#### [Records provided]
>>

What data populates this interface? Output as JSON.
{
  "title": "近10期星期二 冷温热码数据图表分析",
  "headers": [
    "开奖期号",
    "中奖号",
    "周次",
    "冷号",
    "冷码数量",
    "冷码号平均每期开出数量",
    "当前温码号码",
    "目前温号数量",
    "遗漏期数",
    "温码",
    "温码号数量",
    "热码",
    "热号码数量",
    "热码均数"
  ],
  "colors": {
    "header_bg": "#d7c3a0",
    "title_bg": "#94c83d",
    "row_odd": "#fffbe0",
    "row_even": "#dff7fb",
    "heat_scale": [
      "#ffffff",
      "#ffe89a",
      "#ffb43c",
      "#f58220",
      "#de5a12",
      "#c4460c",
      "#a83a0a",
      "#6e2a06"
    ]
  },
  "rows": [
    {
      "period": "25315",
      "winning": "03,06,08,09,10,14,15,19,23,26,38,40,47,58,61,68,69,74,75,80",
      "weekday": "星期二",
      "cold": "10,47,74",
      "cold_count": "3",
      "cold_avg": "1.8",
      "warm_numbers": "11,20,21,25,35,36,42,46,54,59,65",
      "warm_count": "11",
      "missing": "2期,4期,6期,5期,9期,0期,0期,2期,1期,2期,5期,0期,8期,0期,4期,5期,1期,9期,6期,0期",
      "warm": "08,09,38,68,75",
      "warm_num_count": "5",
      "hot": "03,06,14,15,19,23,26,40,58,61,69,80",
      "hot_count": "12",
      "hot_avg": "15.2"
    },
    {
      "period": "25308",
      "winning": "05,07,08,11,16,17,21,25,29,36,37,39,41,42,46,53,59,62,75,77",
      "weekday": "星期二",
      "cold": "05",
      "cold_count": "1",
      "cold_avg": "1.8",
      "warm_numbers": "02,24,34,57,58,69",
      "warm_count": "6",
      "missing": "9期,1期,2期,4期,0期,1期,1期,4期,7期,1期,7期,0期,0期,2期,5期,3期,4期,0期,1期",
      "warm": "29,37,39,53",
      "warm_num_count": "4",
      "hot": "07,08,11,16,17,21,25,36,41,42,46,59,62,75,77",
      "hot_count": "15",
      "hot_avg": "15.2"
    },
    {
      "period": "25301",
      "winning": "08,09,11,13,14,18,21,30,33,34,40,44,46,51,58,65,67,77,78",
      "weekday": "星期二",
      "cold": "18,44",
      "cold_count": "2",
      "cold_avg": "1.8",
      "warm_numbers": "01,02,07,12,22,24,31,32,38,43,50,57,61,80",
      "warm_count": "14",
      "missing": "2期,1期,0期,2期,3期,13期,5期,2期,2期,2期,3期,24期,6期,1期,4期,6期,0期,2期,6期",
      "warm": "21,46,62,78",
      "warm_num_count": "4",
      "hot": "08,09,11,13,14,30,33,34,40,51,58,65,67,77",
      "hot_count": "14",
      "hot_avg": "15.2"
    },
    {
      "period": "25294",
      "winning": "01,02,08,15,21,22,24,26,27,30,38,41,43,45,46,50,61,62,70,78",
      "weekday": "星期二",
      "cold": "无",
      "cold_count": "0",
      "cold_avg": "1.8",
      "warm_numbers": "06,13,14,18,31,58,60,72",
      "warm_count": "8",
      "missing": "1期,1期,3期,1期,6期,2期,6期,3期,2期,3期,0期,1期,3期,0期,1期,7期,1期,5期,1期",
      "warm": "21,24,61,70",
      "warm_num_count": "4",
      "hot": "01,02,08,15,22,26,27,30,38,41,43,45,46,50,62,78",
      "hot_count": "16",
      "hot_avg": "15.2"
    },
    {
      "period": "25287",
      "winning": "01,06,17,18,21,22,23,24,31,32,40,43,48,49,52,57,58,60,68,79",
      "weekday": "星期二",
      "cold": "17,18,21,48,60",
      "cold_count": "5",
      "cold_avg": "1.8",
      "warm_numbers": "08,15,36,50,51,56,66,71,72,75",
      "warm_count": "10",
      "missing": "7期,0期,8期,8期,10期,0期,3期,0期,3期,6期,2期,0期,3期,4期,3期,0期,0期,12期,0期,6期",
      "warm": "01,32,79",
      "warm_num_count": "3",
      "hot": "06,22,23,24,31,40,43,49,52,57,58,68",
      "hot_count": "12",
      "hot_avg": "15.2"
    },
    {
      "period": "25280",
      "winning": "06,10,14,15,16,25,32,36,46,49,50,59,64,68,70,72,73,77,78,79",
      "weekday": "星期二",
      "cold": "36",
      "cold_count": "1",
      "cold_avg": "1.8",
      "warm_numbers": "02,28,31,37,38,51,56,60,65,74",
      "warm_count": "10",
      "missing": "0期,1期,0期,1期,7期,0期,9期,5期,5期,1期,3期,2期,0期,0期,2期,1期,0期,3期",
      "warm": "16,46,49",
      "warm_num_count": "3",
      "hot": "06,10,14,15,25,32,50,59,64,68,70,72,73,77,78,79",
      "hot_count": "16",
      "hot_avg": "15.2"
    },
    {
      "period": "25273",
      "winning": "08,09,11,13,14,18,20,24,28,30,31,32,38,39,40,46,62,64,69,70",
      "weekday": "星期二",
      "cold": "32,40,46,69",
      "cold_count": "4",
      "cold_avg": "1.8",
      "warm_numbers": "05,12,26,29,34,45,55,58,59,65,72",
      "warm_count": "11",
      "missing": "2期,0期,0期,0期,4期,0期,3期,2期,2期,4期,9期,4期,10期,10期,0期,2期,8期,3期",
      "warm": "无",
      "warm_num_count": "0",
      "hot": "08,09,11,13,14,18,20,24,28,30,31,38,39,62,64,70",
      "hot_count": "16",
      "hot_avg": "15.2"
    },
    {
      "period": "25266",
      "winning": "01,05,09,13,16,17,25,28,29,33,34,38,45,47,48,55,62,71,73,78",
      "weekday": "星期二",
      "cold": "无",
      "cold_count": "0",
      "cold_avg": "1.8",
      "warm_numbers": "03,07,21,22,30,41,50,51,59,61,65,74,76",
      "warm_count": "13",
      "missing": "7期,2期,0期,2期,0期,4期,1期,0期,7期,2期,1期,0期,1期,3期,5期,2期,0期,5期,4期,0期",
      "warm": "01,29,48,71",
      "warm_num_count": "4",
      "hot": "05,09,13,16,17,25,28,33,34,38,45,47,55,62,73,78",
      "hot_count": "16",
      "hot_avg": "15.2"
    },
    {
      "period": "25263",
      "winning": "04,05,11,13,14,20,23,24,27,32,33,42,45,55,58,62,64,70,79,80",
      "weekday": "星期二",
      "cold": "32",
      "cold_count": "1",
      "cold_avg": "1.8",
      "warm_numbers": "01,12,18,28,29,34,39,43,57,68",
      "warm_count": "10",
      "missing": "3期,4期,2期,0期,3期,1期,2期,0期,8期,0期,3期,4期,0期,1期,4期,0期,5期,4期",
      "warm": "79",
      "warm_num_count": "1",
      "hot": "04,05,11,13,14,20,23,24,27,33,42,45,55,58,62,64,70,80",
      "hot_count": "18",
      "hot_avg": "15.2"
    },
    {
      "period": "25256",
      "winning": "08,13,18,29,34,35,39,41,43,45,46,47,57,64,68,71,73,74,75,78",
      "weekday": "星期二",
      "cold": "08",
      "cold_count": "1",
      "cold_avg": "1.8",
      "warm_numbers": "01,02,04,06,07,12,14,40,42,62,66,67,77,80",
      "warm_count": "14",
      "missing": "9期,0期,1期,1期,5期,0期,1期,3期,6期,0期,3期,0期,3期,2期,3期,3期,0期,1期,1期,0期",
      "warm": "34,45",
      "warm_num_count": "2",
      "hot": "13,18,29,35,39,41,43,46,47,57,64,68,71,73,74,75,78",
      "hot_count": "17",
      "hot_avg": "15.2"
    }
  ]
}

<<

#### [Direction]
Show every line where the string "missing" appears.

#### [Correct output]
      "missing": "2期,4期,6期,5期,9期,0期,0期,2期,1期,2期,5期,0期,8期,0期,4期,5期,1期,9期,6期,0期",
      "missing": "9期,1期,2期,4期,0期,1期,1期,4期,7期,1期,7期,0期,0期,2期,5期,3期,4期,0期,1期",
      "missing": "2期,1期,0期,2期,3期,13期,5期,2期,2期,2期,3期,24期,6期,1期,4期,6期,0期,2期,6期",
      "missing": "1期,1期,3期,1期,6期,2期,6期,3期,2期,3期,0期,1期,3期,0期,1期,7期,1期,5期,1期",
      "missing": "7期,0期,8期,8期,10期,0期,3期,0期,3期,6期,2期,0期,3期,4期,3期,0期,0期,12期,0期,6期",
      "missing": "0期,1期,0期,1期,7期,0期,9期,5期,5期,1期,3期,2期,0期,0期,2期,1期,0期,3期",
      "missing": "2期,0期,0期,0期,4期,0期,3期,2期,2期,4期,9期,4期,10期,10期,0期,2期,8期,3期",
      "missing": "7期,2期,0期,2期,0期,4期,1期,0期,7期,2期,1期,0期,1期,3期,5期,2期,0期,5期,4期,0期",
      "missing": "3期,4期,2期,0期,3期,1期,2期,0期,8期,0期,3期,4期,0期,1期,4期,0期,5期,4期",
      "missing": "9期,0期,1期,1期,5期,0期,1期,3期,6期,0期,3期,0期,3期,2期,3期,3期,0期,1期,1期,0期",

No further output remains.